## Verilen Metin

^^^^^^^^

Çocukluğumda Anadolu, sonradan 15 yaşında taşındığım Istanbul'da da bu kelimeye rastlamıştım. İşin açığı, İstanbul'da duyduğumda şaşırmadım da değil; zira hep kasabalı ve köylülerin terminolojik dünyalarını süslediğini sanırdım bu kavramın.
Sormuştum da bir kaç defa, teyze-amca pozisyondakiler kelimeyi kullandıkları zaman: '' E oğlum, e yeğenim, buynuzlu-boynuzlu işte! Karısı şöyle, kızı böyle vs vs.''
Yıllar sonra, bulunduğum bir çok ortamda yine duymaya başlamıştım. Düşünüyorum, ''Yahu bu nedir, yani kadın kocasını aldattığında neye binaen bu boynuz metaforu kullanılıyor? Yoksa köy boğaları bir çok inekle çiftleşince mi benzetme yapılıyor, inek boynuzlu olduğu için mi?'' gibi...

^^^^^^^^

[Bir veri derleminden kayıtlar]
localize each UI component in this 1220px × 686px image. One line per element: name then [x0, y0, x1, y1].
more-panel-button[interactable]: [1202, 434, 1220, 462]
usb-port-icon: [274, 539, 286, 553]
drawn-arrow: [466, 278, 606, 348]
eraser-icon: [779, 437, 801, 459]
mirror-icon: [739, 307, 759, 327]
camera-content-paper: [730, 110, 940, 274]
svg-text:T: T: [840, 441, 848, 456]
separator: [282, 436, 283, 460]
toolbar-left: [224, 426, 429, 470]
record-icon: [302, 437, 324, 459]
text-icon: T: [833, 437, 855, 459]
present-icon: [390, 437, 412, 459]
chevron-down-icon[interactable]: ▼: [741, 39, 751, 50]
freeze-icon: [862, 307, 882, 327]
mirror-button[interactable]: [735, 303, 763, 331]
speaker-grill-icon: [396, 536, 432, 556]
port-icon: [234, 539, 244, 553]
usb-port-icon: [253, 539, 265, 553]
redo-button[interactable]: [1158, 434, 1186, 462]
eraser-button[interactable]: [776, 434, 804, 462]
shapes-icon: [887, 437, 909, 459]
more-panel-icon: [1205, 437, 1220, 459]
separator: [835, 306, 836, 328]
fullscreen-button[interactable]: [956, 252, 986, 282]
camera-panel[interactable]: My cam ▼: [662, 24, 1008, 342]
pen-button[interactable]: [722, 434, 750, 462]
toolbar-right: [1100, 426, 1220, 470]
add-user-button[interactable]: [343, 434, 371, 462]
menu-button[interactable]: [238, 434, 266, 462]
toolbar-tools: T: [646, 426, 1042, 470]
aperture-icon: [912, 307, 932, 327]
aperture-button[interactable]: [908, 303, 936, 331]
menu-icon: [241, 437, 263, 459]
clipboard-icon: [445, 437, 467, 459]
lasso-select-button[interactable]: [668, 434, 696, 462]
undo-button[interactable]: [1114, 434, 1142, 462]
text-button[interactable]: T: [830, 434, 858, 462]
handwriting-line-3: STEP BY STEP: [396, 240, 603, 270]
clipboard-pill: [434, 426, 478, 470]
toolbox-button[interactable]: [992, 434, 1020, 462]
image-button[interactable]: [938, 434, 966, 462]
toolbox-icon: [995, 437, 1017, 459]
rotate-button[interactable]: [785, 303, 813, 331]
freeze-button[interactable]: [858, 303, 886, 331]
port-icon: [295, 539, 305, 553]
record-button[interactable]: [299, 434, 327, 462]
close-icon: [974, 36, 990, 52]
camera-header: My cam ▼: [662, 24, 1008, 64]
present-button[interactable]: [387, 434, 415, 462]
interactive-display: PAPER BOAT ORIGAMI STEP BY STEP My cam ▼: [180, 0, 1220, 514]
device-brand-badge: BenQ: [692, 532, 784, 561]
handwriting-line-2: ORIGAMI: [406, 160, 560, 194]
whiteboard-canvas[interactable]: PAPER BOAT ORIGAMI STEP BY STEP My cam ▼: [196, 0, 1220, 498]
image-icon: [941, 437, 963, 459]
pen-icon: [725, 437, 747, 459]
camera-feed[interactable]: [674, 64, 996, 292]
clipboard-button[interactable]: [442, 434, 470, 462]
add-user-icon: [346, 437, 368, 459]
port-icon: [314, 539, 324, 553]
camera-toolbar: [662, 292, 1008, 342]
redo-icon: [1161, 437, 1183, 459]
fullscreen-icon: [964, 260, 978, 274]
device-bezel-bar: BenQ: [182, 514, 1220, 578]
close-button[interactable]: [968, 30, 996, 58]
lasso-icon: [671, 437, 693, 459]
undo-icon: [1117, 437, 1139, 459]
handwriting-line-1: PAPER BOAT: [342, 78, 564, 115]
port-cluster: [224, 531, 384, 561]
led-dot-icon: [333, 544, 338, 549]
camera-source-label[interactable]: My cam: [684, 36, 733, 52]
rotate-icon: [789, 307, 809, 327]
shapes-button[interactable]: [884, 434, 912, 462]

^^^^^^^^

## Alıştırmalar
A - Metinde geçen akrabalık adlarını metindeki biçimleriyle ve geçtikleri sırayla sıralayın.
B - Metinde "Çocukluğumda Anadolu, sonradan" sözlerinden "sanırdım bu kavramın." sözlerine kadar her şeyi, "kavramın" yerine "sözcüğün" koyarak yeniden yazın.

## Ayrıntılı Çözümler
A - teyze, amca, oğlum, yeğenim, karısı, kızı, kocasını

B -
Çocukluğumda Anadolu, sonradan 15 yaşında taşındığım Istanbul'da da bu kelimeye rastlamıştım. İşin açığı, İstanbul'da duyduğumda şaşırmadım da değil; zira hep kasabalı ve köylülerin terminolojik dünyalarını süslediğini sanırdım bu sözcüğün.